> _Prompt_
Search the records for "York" and copy each line that holds it.

## Begin

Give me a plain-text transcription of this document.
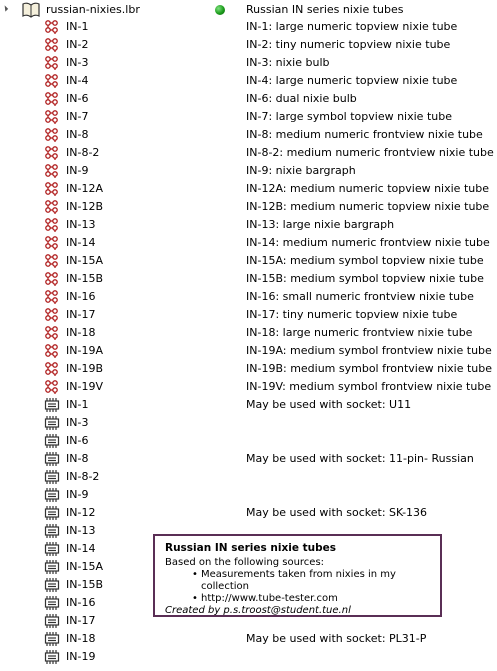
russian-nixies.lbr	Russian IN series nixie tubes
IN-1	IN-1: large numeric topview nixie tube
IN-2	IN-2: tiny numeric topview nixie tube
IN-3	IN-3: nixie bulb
IN-4	IN-4: large numeric topview nixie tube
IN-6	IN-6: dual nixie bulb
IN-7	IN-7: large symbol topview nixie tube
IN-8	IN-8: medium numeric frontview nixie tube
IN-8-2	IN-8-2: medium numeric frontview nixie tube
IN-9	IN-9: nixie bargraph
IN-12A	IN-12A: medium numeric topview nixie tube
IN-12B	IN-12B: medium numeric topview nixie tube
IN-13	IN-13: large nixie bargraph
IN-14	IN-14: medium numeric frontview nixie tube
IN-15A	IN-15A: medium symbol topview nixie tube
IN-15B	IN-15B: medium symbol topview nixie tube
IN-16	IN-16: small numeric frontview nixie tube
IN-17	IN-17: tiny numeric topview nixie tube
IN-18	IN-18: large numeric frontview nixie tube
IN-19A	IN-19A: medium symbol frontview nixie tube
IN-19B	IN-19B: medium symbol frontview nixie tube
IN-19V	IN-19V: medium symbol frontview nixie tube
IN-1	May be used with socket: U11
IN-3
IN-6
IN-8	May be used with socket: 11-pin- Russian
IN-8-2
IN-9
IN-12	May be used with socket: SK-136
IN-13
IN-14
IN-15A
IN-15B
IN-16
IN-17
IN-18	May be used with socket: PL31-P
IN-19
Russian IN series nixie tubes
Based on the following sources:
• Measurements taken from nixies in my collection
• http://www.tube-tester.com
Created by p.s.troost@student.tue.nl
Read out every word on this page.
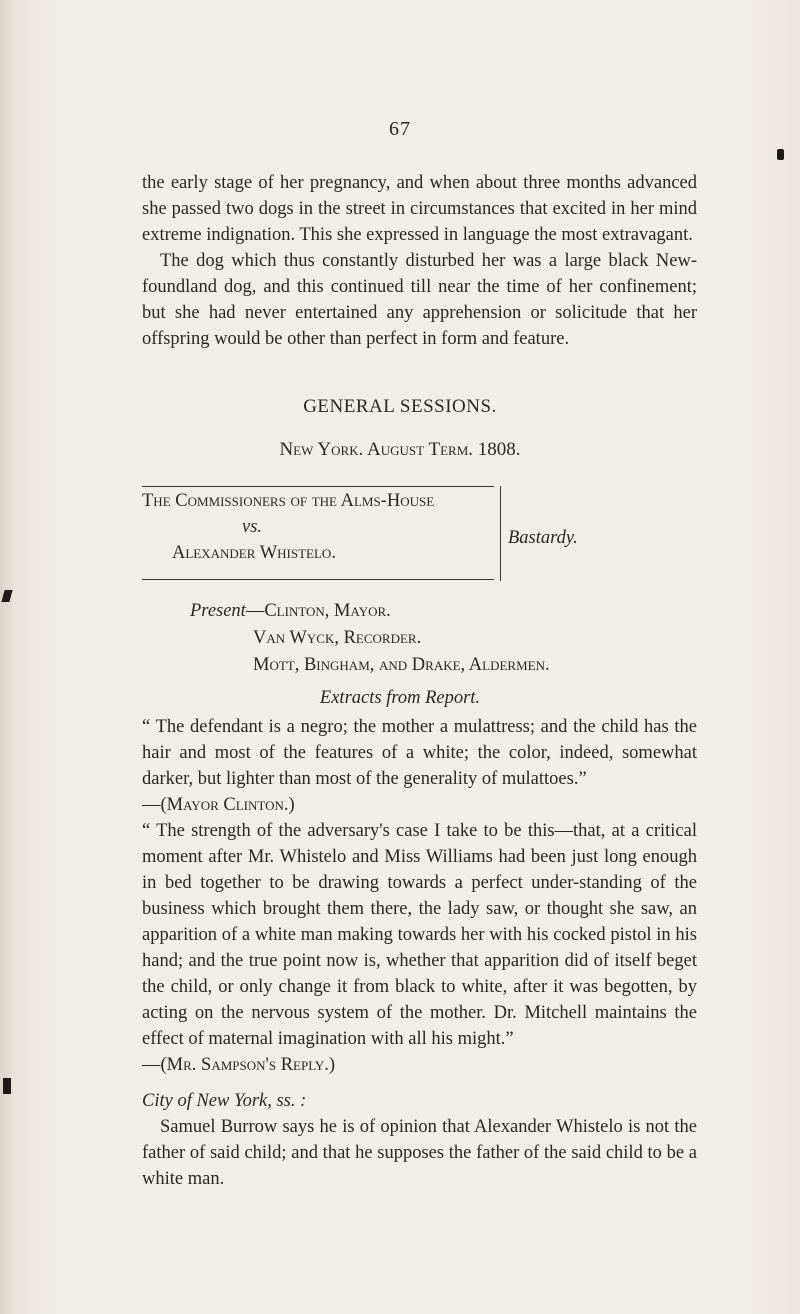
67

the early stage of her pregnancy, and when about three months advanced she passed two dogs in the street in circumstances that excited in her mind extreme indignation. This she expressed in language the most extravagant.

The dog which thus constantly disturbed her was a large black New-foundland dog, and this continued till near the time of her confinement; but she had never entertained any apprehension or solicitude that her offspring would be other than perfect in form and feature.

GENERAL SESSIONS.
New York. August Term. 1808.
The Commissioners of the Alms-House
vs.
Alexander Whistelo.
Bastardy.
Present—Clinton, Mayor.
Van Wyck, Recorder.
Mott, Bingham, and Drake, Aldermen.
Extracts from Report.

“ The defendant is a negro; the mother a mulattress; and the child has the hair and most of the features of a white; the color, indeed, somewhat darker, but lighter than most of the generality of mulattoes.”

—(Mayor Clinton.)

“ The strength of the adversary's case I take to be this—that, at a critical moment after Mr. Whistelo and Miss Williams had been just long enough in bed together to be drawing towards a perfect under-standing of the business which brought them there, the lady saw, or thought she saw, an apparition of a white man making towards her with his cocked pistol in his hand; and the true point now is, whether that apparition did of itself beget the child, or only change it from black to white, after it was begotten, by acting on the nervous system of the mother. Dr. Mitchell maintains the effect of maternal imagination with all his might.”

—(Mr. Sampson's Reply.)

City of New York, ss. :

Samuel Burrow says he is of opinion that Alexander Whistelo is not the father of said child; and that he supposes the father of the said child to be a white man.
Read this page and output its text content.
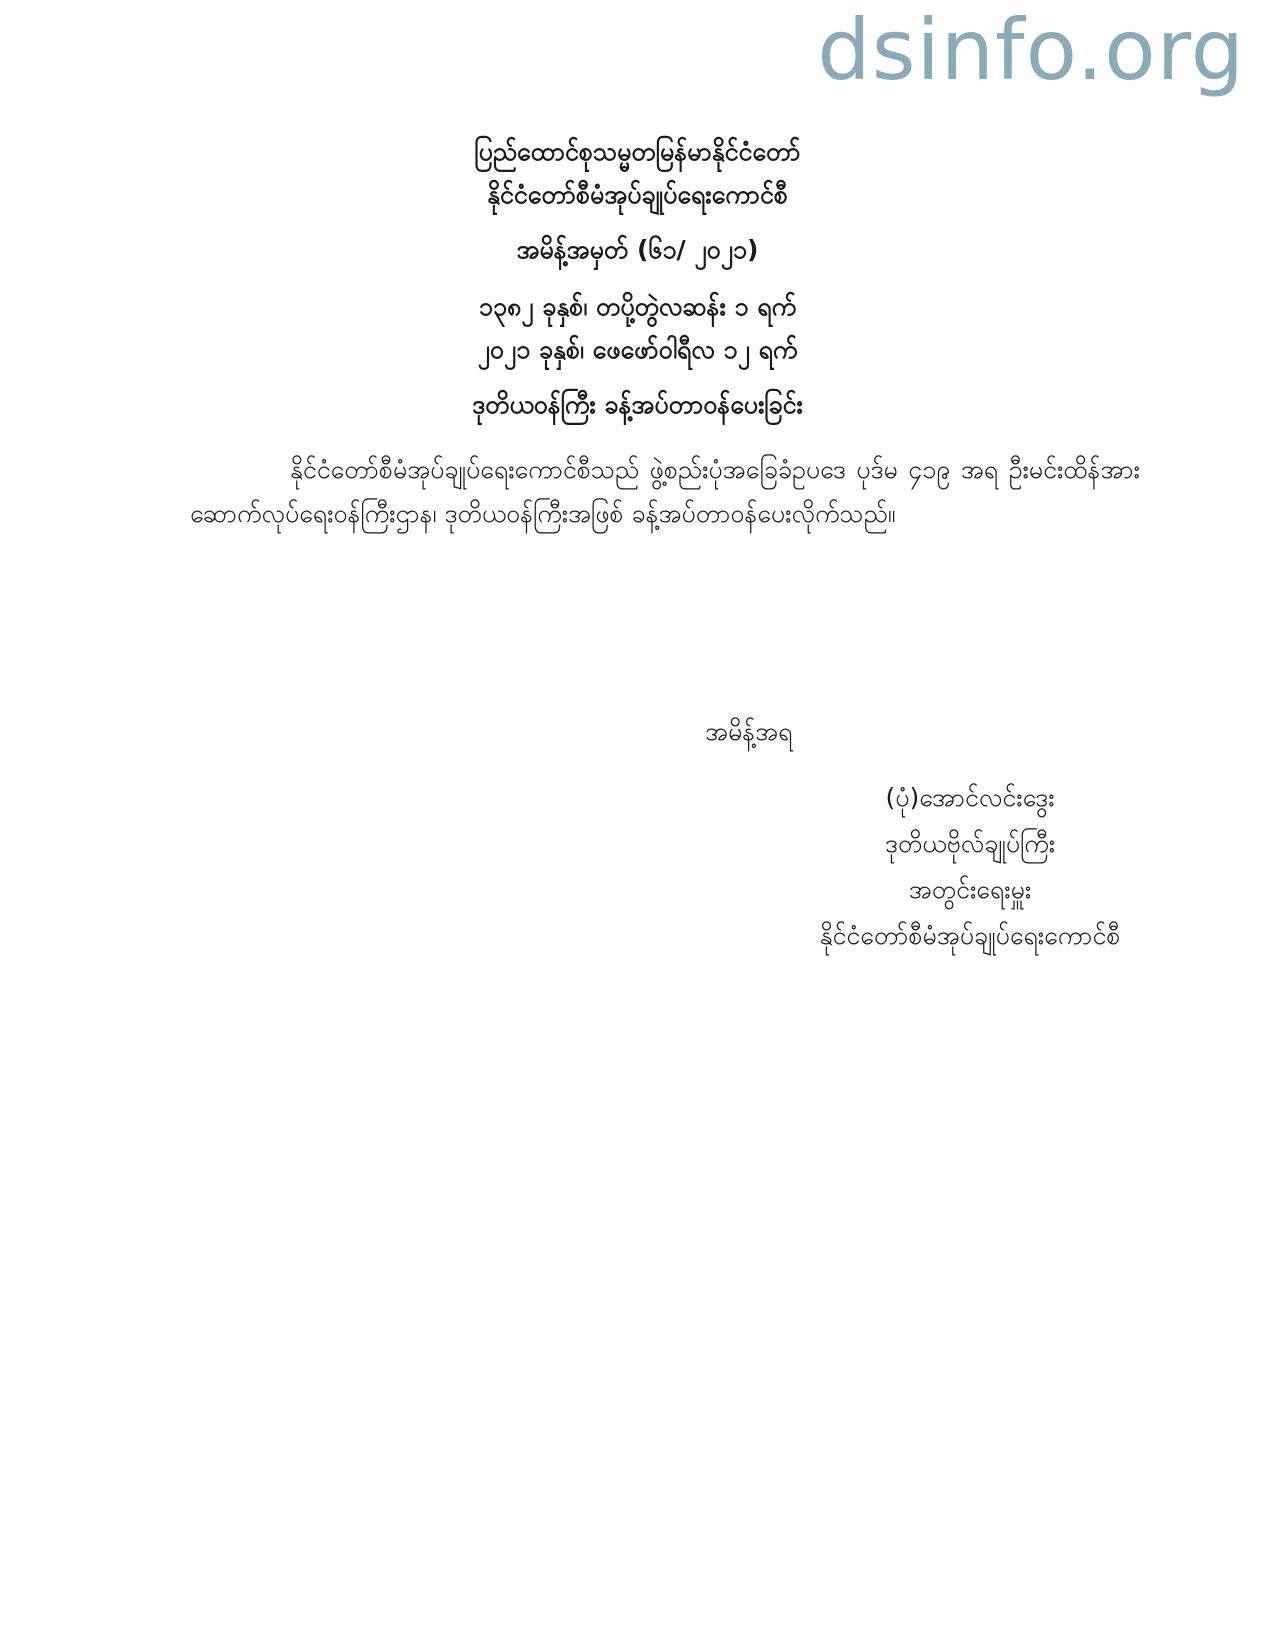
dsinfo.org
ပြည်ထောင်စုသမ္မတမြန်မာနိုင်ငံတော်
နိုင်ငံတော်စီမံအုပ်ချုပ်ရေးကောင်စီ
အမိန့်အမှတ် (၆၁/ ၂၀၂၁)
၁၃၈၂ ခုနှစ်၊ တပို့တွဲလဆန်း ၁ ရက်
၂၀၂၁ ခုနှစ်၊ ဖေဖော်ဝါရီလ ၁၂ ရက်
ဒုတိယဝန်ကြီး ခန့်အပ်တာဝန်ပေးခြင်း
နိုင်ငံတော်စီမံအုပ်ချုပ်ရေးကောင်စီသည် ဖွဲ့စည်းပုံအခြေခံဥပဒေ ပုဒ်မ ၄၁၉ အရ ဦးမင်းထိန်အား ဆောက်လုပ်ရေးဝန်ကြီးဌာန၊ ဒုတိယဝန်ကြီးအဖြစ် ခန့်အပ်တာဝန်ပေးလိုက်သည်။
အမိန့်အရ
(ပုံ)အောင်လင်းဒွေး
ဒုတိယဗိုလ်ချုပ်ကြီး
အတွင်းရေးမှူး
နိုင်ငံတော်စီမံအုပ်ချုပ်ရေးကောင်စီ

## End

> _Correct output_
New York. August Term. 1808.
City of New York, ss. :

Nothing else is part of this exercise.